* _Task prompt_
Without changing a character, return the entries, but not the images they hold.

* _Records shown_
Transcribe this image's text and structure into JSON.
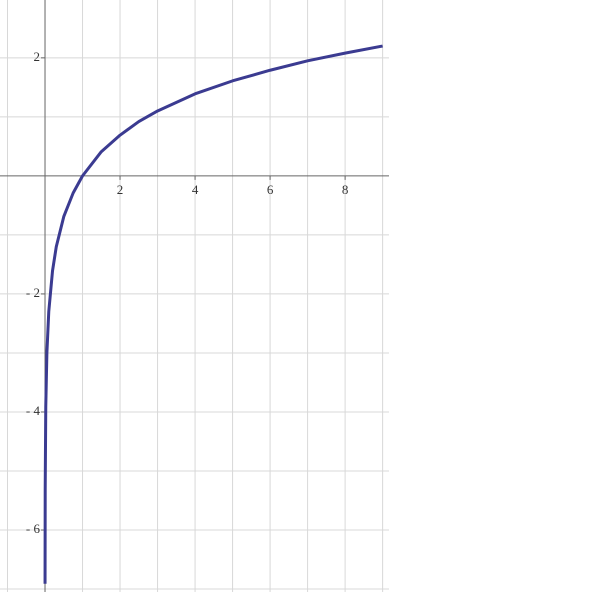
{
  "chart_data": {
    "type": "line",
    "x": [
      0.001,
      0.005,
      0.02,
      0.05,
      0.1,
      0.2,
      0.3,
      0.5,
      0.75,
      1,
      1.5,
      2,
      2.5,
      3,
      4,
      5,
      6,
      7,
      8,
      9
    ],
    "series": [
      {
        "color": "#3b3b91",
        "values": [
          -6.91,
          -5.3,
          -3.91,
          -3.0,
          -2.3,
          -1.61,
          -1.2,
          -0.69,
          -0.29,
          0,
          0.41,
          0.69,
          0.92,
          1.1,
          1.39,
          1.61,
          1.79,
          1.95,
          2.08,
          2.2
        ]
      }
    ],
    "xlim": [
      -1.2,
      9.17
    ],
    "ylim": [
      -7.05,
      2.98
    ],
    "xticks": [
      2,
      4,
      6,
      8
    ],
    "yticks": [
      {
        "value": 2,
        "label": "2"
      },
      {
        "value": -2,
        "label": "- 2"
      },
      {
        "value": -4,
        "label": "- 4"
      },
      {
        "value": -6,
        "label": "- 6"
      }
    ],
    "xminorticks": [
      -1,
      1,
      3,
      5,
      7,
      9
    ],
    "yminorticks": [
      1,
      -1,
      -3,
      -5,
      -7
    ],
    "grid": true
  }
}
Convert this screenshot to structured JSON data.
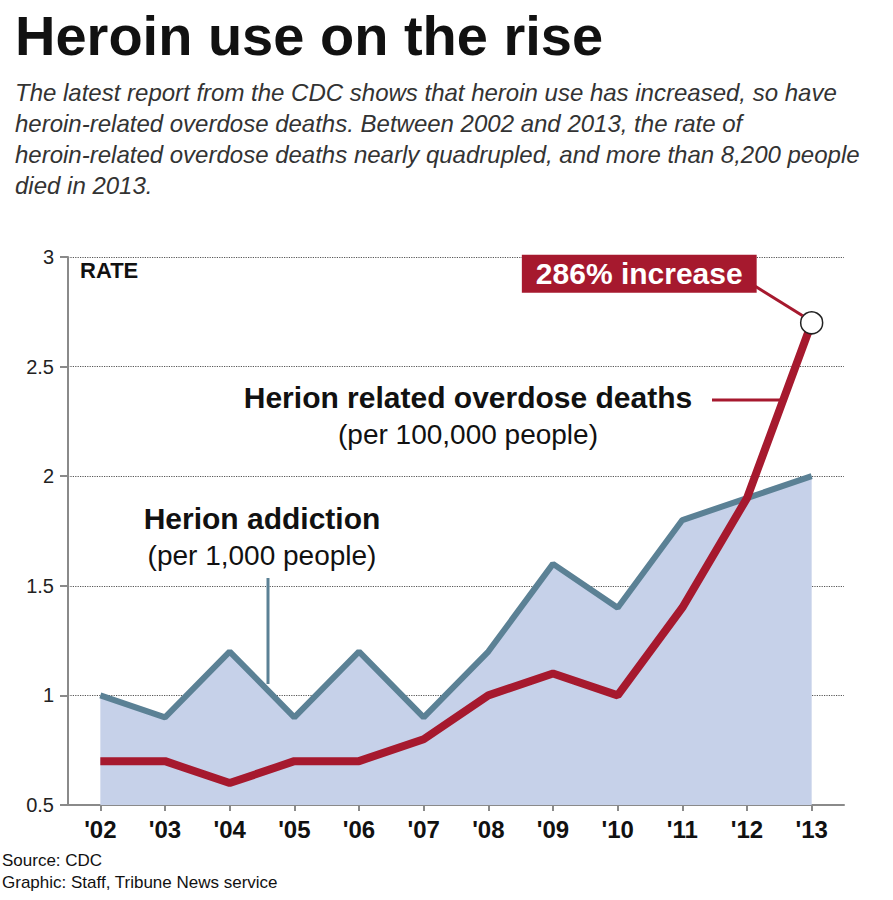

* _Final answer_
Transcribe this image's text and structure into JSON.
{
  "chart_data": {
    "type": "line",
    "x": [
      0.001,
      0.005,
      0.02,
      0.05,
      0.1,
      0.2,
      0.3,
      0.5,
      0.75,
      1,
      1.5,
      2,
      2.5,
      3,
      4,
      5,
      6,
      7,
      8,
      9
    ],
    "series": [
      {
        "color": "#3b3b91",
        "values": [
          -6.91,
          -5.3,
          -3.91,
          -3.0,
          -2.3,
          -1.61,
          -1.2,
          -0.69,
          -0.29,
          0,
          0.41,
          0.69,
          0.92,
          1.1,
          1.39,
          1.61,
          1.79,
          1.95,
          2.08,
          2.2
        ]
      }
    ],
    "xlim": [
      -1.2,
      9.17
    ],
    "ylim": [
      -7.05,
      2.98
    ],
    "xticks": [
      2,
      4,
      6,
      8
    ],
    "yticks": [
      {
        "value": 2,
        "label": "2"
      },
      {
        "value": -2,
        "label": "- 2"
      },
      {
        "value": -4,
        "label": "- 4"
      },
      {
        "value": -6,
        "label": "- 6"
      }
    ],
    "xminorticks": [
      -1,
      1,
      3,
      5,
      7,
      9
    ],
    "yminorticks": [
      1,
      -1,
      -3,
      -5,
      -7
    ],
    "grid": true
  }
}
Convert this screenshot to structured JSON data.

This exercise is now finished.